-- WHAT YOU ARE ASKED TO DO --
Return all of the entries exactly, with nothing added or left out.

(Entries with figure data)
---+---
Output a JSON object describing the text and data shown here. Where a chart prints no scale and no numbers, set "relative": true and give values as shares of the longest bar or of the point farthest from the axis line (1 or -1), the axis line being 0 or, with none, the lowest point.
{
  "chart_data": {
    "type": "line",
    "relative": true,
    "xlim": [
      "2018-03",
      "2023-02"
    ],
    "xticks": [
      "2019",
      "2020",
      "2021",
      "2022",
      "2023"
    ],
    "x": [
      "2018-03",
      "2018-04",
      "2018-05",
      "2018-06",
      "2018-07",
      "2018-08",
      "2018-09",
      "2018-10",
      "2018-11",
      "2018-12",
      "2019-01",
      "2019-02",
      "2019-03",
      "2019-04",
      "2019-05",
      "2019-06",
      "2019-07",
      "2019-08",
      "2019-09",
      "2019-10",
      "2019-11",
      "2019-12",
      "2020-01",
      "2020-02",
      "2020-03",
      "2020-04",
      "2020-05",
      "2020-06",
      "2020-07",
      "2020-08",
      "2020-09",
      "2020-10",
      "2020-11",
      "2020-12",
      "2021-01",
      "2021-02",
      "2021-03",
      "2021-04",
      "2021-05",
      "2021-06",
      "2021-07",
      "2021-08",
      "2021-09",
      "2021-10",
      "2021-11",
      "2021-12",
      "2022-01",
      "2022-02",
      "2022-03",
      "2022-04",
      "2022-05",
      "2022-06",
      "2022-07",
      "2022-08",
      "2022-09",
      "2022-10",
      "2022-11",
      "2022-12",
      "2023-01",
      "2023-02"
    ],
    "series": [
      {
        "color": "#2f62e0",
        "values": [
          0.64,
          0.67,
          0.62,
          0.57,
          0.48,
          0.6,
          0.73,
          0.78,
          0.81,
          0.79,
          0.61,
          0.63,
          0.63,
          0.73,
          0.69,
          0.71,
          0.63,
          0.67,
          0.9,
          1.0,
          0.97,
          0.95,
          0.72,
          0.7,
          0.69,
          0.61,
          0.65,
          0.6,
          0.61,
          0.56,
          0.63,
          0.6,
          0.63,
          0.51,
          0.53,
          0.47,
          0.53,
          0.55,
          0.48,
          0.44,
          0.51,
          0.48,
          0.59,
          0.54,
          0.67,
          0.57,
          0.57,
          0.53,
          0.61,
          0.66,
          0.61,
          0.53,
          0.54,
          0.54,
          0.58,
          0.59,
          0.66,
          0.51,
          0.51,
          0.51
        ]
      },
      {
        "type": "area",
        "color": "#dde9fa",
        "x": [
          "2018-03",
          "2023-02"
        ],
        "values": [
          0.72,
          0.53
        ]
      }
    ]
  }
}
---+---
-- REPLY TO THE TASK --
Output a JSON object describing the text and data shown here. Where a chart prints no scale and no numbers, set "relative": true and give values as shares of the longest bar or of the point farthest from the axis line (1 or -1), the axis line being 0 or, with none, the lowest point.
{
  "chart_data": {
    "type": "line",
    "relative": true,
    "xlim": [
      "2018-03",
      "2023-02"
    ],
    "xticks": [
      "2019",
      "2020",
      "2021",
      "2022",
      "2023"
    ],
    "x": [
      "2018-03",
      "2018-04",
      "2018-05",
      "2018-06",
      "2018-07",
      "2018-08",
      "2018-09",
      "2018-10",
      "2018-11",
      "2018-12",
      "2019-01",
      "2019-02",
      "2019-03",
      "2019-04",
      "2019-05",
      "2019-06",
      "2019-07",
      "2019-08",
      "2019-09",
      "2019-10",
      "2019-11",
      "2019-12",
      "2020-01",
      "2020-02",
      "2020-03",
      "2020-04",
      "2020-05",
      "2020-06",
      "2020-07",
      "2020-08",
      "2020-09",
      "2020-10",
      "2020-11",
      "2020-12",
      "2021-01",
      "2021-02",
      "2021-03",
      "2021-04",
      "2021-05",
      "2021-06",
      "2021-07",
      "2021-08",
      "2021-09",
      "2021-10",
      "2021-11",
      "2021-12",
      "2022-01",
      "2022-02",
      "2022-03",
      "2022-04",
      "2022-05",
      "2022-06",
      "2022-07",
      "2022-08",
      "2022-09",
      "2022-10",
      "2022-11",
      "2022-12",
      "2023-01",
      "2023-02"
    ],
    "series": [
      {
        "color": "#2f62e0",
        "values": [
          0.64,
          0.67,
          0.62,
          0.57,
          0.48,
          0.6,
          0.73,
          0.78,
          0.81,
          0.79,
          0.61,
          0.63,
          0.63,
          0.73,
          0.69,
          0.71,
          0.63,
          0.67,
          0.9,
          1.0,
          0.97,
          0.95,
          0.72,
          0.7,
          0.69,
          0.61,
          0.65,
          0.6,
          0.61,
          0.56,
          0.63,
          0.6,
          0.63,
          0.51,
          0.53,
          0.47,
          0.53,
          0.55,
          0.48,
          0.44,
          0.51,
          0.48,
          0.59,
          0.54,
          0.67,
          0.57,
          0.57,
          0.53,
          0.61,
          0.66,
          0.61,
          0.53,
          0.54,
          0.54,
          0.58,
          0.59,
          0.66,
          0.51,
          0.51,
          0.51
        ]
      },
      {
        "type": "area",
        "color": "#dde9fa",
        "x": [
          "2018-03",
          "2023-02"
        ],
        "values": [
          0.72,
          0.53
        ]
      }
    ]
  }
}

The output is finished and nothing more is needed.